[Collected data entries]
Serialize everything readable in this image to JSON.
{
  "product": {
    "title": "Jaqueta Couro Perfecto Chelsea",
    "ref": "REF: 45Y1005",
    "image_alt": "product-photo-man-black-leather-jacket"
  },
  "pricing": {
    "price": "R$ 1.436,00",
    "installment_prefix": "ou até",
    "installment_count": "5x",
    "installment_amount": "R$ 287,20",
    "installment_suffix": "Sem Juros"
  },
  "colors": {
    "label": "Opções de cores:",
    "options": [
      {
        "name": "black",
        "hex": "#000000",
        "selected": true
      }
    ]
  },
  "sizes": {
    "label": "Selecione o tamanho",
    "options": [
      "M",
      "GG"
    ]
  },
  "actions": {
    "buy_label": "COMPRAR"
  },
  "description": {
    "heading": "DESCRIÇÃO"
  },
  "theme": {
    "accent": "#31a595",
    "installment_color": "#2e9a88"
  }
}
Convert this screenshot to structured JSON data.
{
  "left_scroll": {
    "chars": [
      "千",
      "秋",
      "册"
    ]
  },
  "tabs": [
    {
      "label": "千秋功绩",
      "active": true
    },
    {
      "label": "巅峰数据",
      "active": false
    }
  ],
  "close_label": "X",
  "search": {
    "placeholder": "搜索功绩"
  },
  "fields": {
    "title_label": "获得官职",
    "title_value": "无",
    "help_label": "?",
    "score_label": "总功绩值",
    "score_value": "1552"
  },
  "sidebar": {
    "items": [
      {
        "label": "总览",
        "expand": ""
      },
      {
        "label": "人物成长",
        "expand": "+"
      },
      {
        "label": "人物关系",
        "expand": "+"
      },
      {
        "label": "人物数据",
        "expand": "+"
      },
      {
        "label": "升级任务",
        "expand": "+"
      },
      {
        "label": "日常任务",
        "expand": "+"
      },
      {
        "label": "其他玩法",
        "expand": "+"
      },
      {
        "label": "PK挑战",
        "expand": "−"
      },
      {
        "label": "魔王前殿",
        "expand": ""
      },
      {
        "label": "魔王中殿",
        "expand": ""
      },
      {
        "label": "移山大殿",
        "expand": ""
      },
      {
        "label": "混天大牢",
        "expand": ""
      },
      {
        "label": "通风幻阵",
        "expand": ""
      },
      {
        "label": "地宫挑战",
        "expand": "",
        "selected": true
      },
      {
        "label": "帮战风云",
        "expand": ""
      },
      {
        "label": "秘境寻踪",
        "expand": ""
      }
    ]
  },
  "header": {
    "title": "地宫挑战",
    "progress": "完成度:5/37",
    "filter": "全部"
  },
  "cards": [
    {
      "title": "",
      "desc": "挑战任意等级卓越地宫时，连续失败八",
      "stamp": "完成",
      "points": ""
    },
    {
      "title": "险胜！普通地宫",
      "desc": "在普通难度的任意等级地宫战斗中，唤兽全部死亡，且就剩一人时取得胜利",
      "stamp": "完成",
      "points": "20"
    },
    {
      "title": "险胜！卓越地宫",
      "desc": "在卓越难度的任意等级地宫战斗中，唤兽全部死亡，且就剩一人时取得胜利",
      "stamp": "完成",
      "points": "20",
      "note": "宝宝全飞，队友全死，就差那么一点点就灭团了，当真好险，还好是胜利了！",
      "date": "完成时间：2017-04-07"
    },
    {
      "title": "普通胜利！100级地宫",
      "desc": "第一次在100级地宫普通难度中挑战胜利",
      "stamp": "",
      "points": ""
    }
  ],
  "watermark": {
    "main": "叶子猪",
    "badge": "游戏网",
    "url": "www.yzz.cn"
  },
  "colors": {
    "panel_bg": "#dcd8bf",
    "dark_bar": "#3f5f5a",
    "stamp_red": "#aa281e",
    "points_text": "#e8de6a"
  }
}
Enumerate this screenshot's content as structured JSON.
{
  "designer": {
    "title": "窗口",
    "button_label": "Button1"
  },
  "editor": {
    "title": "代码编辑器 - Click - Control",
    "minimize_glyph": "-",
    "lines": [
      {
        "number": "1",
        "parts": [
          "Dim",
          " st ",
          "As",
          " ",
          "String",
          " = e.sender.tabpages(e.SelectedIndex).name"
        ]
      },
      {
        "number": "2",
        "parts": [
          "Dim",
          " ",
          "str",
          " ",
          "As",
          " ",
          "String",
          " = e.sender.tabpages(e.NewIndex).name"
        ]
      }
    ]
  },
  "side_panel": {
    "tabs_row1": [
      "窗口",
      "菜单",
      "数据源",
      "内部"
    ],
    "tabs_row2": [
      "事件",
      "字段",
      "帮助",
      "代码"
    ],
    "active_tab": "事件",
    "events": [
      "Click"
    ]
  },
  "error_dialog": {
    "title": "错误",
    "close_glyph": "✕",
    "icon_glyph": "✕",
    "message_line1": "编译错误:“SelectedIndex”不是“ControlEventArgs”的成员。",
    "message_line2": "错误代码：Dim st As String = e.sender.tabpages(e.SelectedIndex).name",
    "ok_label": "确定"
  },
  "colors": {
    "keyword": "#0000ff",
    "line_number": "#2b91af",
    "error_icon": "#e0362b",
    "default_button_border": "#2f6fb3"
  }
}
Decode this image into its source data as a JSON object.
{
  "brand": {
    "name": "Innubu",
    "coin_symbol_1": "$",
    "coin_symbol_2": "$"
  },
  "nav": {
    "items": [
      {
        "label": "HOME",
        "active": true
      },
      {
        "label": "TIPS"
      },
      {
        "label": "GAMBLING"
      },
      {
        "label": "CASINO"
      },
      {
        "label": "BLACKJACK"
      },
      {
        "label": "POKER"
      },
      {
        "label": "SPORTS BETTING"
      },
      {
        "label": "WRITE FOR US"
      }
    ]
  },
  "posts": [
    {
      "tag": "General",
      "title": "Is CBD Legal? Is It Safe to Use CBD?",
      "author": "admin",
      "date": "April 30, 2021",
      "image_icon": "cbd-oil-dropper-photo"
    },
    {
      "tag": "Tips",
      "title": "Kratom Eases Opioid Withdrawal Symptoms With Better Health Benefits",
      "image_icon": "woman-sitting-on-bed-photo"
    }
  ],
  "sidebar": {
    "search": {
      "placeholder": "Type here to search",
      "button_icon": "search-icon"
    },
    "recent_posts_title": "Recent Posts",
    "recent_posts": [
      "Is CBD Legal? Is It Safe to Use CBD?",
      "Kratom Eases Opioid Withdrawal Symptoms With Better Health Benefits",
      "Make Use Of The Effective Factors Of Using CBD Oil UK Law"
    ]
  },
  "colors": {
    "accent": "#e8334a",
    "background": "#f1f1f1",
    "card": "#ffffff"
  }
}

▶ **Request**: Collect each line holding the string "Eases".

▶ **Solution to the problem**:
      "title": "Kratom Eases Opioid Withdrawal Symptoms With Better Health Benefits",
      "Kratom Eases Opioid Withdrawal Symptoms With Better Health Benefits",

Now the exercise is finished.